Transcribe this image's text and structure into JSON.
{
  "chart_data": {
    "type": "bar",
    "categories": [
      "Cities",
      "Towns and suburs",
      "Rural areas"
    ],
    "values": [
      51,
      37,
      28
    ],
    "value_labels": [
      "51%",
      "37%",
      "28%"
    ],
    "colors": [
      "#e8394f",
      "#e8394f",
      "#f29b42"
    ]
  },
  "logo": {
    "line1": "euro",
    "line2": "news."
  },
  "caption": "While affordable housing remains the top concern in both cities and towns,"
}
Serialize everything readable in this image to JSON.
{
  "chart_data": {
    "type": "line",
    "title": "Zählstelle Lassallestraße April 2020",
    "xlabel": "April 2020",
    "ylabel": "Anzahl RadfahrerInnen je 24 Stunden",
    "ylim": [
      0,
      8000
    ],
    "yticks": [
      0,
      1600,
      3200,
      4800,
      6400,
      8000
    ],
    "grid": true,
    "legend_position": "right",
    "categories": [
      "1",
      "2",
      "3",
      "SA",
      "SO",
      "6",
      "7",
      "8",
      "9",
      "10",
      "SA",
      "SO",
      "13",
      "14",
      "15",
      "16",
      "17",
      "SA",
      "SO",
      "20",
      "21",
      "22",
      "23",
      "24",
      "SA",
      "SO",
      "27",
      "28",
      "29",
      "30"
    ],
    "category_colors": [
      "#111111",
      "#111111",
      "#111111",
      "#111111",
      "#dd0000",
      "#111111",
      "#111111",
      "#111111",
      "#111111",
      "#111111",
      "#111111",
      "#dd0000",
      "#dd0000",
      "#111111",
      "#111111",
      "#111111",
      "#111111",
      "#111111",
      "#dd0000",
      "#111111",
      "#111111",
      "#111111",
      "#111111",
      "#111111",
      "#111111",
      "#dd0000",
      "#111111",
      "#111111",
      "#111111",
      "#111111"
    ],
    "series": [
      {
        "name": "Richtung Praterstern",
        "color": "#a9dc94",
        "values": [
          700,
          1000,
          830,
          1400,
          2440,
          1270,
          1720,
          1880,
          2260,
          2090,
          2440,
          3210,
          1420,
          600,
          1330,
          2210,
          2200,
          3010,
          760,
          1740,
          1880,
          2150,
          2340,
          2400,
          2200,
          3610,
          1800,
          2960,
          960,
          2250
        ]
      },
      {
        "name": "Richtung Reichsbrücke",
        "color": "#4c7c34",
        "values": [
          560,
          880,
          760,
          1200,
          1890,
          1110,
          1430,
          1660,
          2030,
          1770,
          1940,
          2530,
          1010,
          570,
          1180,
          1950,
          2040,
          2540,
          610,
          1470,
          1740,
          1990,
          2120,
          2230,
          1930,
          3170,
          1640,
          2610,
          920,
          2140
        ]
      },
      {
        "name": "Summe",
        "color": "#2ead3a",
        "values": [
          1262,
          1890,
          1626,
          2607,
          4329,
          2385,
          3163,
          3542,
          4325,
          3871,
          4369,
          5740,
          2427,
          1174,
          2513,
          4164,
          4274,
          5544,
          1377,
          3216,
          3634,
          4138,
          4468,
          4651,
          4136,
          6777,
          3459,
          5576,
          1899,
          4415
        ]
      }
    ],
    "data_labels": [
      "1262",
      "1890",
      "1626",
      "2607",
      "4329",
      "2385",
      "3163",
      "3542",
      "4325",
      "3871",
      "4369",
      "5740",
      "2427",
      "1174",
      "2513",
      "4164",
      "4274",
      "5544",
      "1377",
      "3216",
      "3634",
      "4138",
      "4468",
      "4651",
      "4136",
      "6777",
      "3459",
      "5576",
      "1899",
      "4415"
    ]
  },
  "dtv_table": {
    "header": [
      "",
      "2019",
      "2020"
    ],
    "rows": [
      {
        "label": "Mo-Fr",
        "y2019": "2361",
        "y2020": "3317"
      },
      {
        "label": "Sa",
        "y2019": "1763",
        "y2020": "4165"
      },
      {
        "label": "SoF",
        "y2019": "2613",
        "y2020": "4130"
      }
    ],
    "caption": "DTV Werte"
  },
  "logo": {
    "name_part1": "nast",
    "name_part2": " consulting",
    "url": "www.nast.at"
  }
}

● ● ● ● ● ● ●

_Written instruction_.
Reproduce the material exactly, with every line intact.

_Task output_.
Transcribe this image's text and structure into JSON.
{
  "chart_data": {
    "type": "bar",
    "categories": [
      "Cities",
      "Towns and suburs",
      "Rural areas"
    ],
    "values": [
      51,
      37,
      28
    ],
    "value_labels": [
      "51%",
      "37%",
      "28%"
    ],
    "colors": [
      "#e8394f",
      "#e8394f",
      "#f29b42"
    ]
  },
  "logo": {
    "line1": "euro",
    "line2": "news."
  },
  "caption": "While affordable housing remains the top concern in both cities and towns,"
}
Serialize everything readable in this image to JSON.
{
  "chart_data": {
    "type": "line",
    "title": "Zählstelle Lassallestraße April 2020",
    "xlabel": "April 2020",
    "ylabel": "Anzahl RadfahrerInnen je 24 Stunden",
    "ylim": [
      0,
      8000
    ],
    "yticks": [
      0,
      1600,
      3200,
      4800,
      6400,
      8000
    ],
    "grid": true,
    "legend_position": "right",
    "categories": [
      "1",
      "2",
      "3",
      "SA",
      "SO",
      "6",
      "7",
      "8",
      "9",
      "10",
      "SA",
      "SO",
      "13",
      "14",
      "15",
      "16",
      "17",
      "SA",
      "SO",
      "20",
      "21",
      "22",
      "23",
      "24",
      "SA",
      "SO",
      "27",
      "28",
      "29",
      "30"
    ],
    "category_colors": [
      "#111111",
      "#111111",
      "#111111",
      "#111111",
      "#dd0000",
      "#111111",
      "#111111",
      "#111111",
      "#111111",
      "#111111",
      "#111111",
      "#dd0000",
      "#dd0000",
      "#111111",
      "#111111",
      "#111111",
      "#111111",
      "#111111",
      "#dd0000",
      "#111111",
      "#111111",
      "#111111",
      "#111111",
      "#111111",
      "#111111",
      "#dd0000",
      "#111111",
      "#111111",
      "#111111",
      "#111111"
    ],
    "series": [
      {
        "name": "Richtung Praterstern",
        "color": "#a9dc94",
        "values": [
          700,
          1000,
          830,
          1400,
          2440,
          1270,
          1720,
          1880,
          2260,
          2090,
          2440,
          3210,
          1420,
          600,
          1330,
          2210,
          2200,
          3010,
          760,
          1740,
          1880,
          2150,
          2340,
          2400,
          2200,
          3610,
          1800,
          2960,
          960,
          2250
        ]
      },
      {
        "name": "Richtung Reichsbrücke",
        "color": "#4c7c34",
        "values": [
          560,
          880,
          760,
          1200,
          1890,
          1110,
          1430,
          1660,
          2030,
          1770,
          1940,
          2530,
          1010,
          570,
          1180,
          1950,
          2040,
          2540,
          610,
          1470,
          1740,
          1990,
          2120,
          2230,
          1930,
          3170,
          1640,
          2610,
          920,
          2140
        ]
      },
      {
        "name": "Summe",
        "color": "#2ead3a",
        "values": [
          1262,
          1890,
          1626,
          2607,
          4329,
          2385,
          3163,
          3542,
          4325,
          3871,
          4369,
          5740,
          2427,
          1174,
          2513,
          4164,
          4274,
          5544,
          1377,
          3216,
          3634,
          4138,
          4468,
          4651,
          4136,
          6777,
          3459,
          5576,
          1899,
          4415
        ]
      }
    ],
    "data_labels": [
      "1262",
      "1890",
      "1626",
      "2607",
      "4329",
      "2385",
      "3163",
      "3542",
      "4325",
      "3871",
      "4369",
      "5740",
      "2427",
      "1174",
      "2513",
      "4164",
      "4274",
      "5544",
      "1377",
      "3216",
      "3634",
      "4138",
      "4468",
      "4651",
      "4136",
      "6777",
      "3459",
      "5576",
      "1899",
      "4415"
    ]
  },
  "dtv_table": {
    "header": [
      "",
      "2019",
      "2020"
    ],
    "rows": [
      {
        "label": "Mo-Fr",
        "y2019": "2361",
        "y2020": "3317"
      },
      {
        "label": "Sa",
        "y2019": "1763",
        "y2020": "4165"
      },
      {
        "label": "SoF",
        "y2019": "2613",
        "y2020": "4130"
      }
    ],
    "caption": "DTV Werte"
  },
  "logo": {
    "name_part1": "nast",
    "name_part2": " consulting",
    "url": "www.nast.at"
  }
}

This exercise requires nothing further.